**TASK INSTRUCTIONS**:
Restate the complete material exactly.
+ + +
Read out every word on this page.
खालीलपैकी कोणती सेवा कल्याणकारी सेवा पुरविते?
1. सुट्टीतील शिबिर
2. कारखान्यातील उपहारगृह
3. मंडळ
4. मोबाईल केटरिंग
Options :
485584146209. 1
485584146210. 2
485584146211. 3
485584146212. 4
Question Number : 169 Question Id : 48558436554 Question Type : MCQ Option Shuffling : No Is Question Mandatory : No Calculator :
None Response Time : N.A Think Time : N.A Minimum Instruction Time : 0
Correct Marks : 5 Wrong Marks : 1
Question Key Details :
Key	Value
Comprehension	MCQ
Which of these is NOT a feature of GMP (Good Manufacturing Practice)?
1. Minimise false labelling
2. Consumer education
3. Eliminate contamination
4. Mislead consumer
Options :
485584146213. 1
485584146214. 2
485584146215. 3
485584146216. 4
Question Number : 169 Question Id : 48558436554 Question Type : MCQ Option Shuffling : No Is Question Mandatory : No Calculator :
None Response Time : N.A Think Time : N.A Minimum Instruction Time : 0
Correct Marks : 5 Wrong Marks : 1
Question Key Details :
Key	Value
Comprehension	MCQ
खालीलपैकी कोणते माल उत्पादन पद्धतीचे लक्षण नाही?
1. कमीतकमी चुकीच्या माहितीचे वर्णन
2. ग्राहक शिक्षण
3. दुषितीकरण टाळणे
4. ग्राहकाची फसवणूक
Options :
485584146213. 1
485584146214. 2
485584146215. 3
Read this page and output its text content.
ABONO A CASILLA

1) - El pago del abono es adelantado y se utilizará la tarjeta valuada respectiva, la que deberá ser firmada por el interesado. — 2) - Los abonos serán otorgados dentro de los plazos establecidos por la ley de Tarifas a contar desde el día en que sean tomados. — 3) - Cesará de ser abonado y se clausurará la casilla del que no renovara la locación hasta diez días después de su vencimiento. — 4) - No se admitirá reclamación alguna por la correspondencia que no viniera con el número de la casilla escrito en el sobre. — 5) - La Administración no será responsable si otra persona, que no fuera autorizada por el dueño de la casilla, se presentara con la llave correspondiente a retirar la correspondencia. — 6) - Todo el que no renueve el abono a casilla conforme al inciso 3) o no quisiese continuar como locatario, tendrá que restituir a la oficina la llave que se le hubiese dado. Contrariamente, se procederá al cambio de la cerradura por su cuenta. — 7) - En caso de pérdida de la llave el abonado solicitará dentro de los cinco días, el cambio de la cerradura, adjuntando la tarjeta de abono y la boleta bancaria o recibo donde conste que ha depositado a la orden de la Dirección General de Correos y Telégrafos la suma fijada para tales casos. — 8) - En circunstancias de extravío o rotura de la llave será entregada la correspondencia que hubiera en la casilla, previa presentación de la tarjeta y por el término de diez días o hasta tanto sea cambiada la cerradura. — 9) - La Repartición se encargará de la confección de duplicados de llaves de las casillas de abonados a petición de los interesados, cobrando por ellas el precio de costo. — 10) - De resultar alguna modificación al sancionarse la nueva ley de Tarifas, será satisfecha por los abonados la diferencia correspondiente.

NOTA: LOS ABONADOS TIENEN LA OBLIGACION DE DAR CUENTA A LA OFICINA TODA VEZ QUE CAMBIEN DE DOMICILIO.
+ + +
**IN RESPONSE**:
Read out every word on this page.
खालीलपैकी कोणती सेवा कल्याणकारी सेवा पुरविते?
1. सुट्टीतील शिबिर
2. कारखान्यातील उपहारगृह
3. मंडळ
4. मोबाईल केटरिंग
Options :
485584146209. 1
485584146210. 2
485584146211. 3
485584146212. 4
Question Number : 169 Question Id : 48558436554 Question Type : MCQ Option Shuffling : No Is Question Mandatory : No Calculator :
None Response Time : N.A Think Time : N.A Minimum Instruction Time : 0
Correct Marks : 5 Wrong Marks : 1
Question Key Details :
Key	Value
Comprehension	MCQ
Which of these is NOT a feature of GMP (Good Manufacturing Practice)?
1. Minimise false labelling
2. Consumer education
3. Eliminate contamination
4. Mislead consumer
Options :
485584146213. 1
485584146214. 2
485584146215. 3
485584146216. 4
Question Number : 169 Question Id : 48558436554 Question Type : MCQ Option Shuffling : No Is Question Mandatory : No Calculator :
None Response Time : N.A Think Time : N.A Minimum Instruction Time : 0
Correct Marks : 5 Wrong Marks : 1
Question Key Details :
Key	Value
Comprehension	MCQ
खालीलपैकी कोणते माल उत्पादन पद्धतीचे लक्षण नाही?
1. कमीतकमी चुकीच्या माहितीचे वर्णन
2. ग्राहक शिक्षण
3. दुषितीकरण टाळणे
4. ग्राहकाची फसवणूक
Options :
485584146213. 1
485584146214. 2
485584146215. 3
Read this page and output its text content.
ABONO A CASILLA

1) - El pago del abono es adelantado y se utilizará la tarjeta valuada respectiva, la que deberá ser firmada por el interesado. — 2) - Los abonos serán otorgados dentro de los plazos establecidos por la ley de Tarifas a contar desde el día en que sean tomados. — 3) - Cesará de ser abonado y se clausurará la casilla del que no renovara la locación hasta diez días después de su vencimiento. — 4) - No se admitirá reclamación alguna por la correspondencia que no viniera con el número de la casilla escrito en el sobre. — 5) - La Administración no será responsable si otra persona, que no fuera autorizada por el dueño de la casilla, se presentara con la llave correspondiente a retirar la correspondencia. — 6) - Todo el que no renueve el abono a casilla conforme al inciso 3) o no quisiese continuar como locatario, tendrá que restituir a la oficina la llave que se le hubiese dado. Contrariamente, se procederá al cambio de la cerradura por su cuenta. — 7) - En caso de pérdida de la llave el abonado solicitará dentro de los cinco días, el cambio de la cerradura, adjuntando la tarjeta de abono y la boleta bancaria o recibo donde conste que ha depositado a la orden de la Dirección General de Correos y Telégrafos la suma fijada para tales casos. — 8) - En circunstancias de extravío o rotura de la llave será entregada la correspondencia que hubiera en la casilla, previa presentación de la tarjeta y por el término de diez días o hasta tanto sea cambiada la cerradura. — 9) - La Repartición se encargará de la confección de duplicados de llaves de las casillas de abonados a petición de los interesados, cobrando por ellas el precio de costo. — 10) - De resultar alguna modificación al sancionarse la nueva ley de Tarifas, será satisfecha por los abonados la diferencia correspondiente.

NOTA: LOS ABONADOS TIENEN LA OBLIGACION DE DAR CUENTA A LA OFICINA TODA VEZ QUE CAMBIEN DE DOMICILIO.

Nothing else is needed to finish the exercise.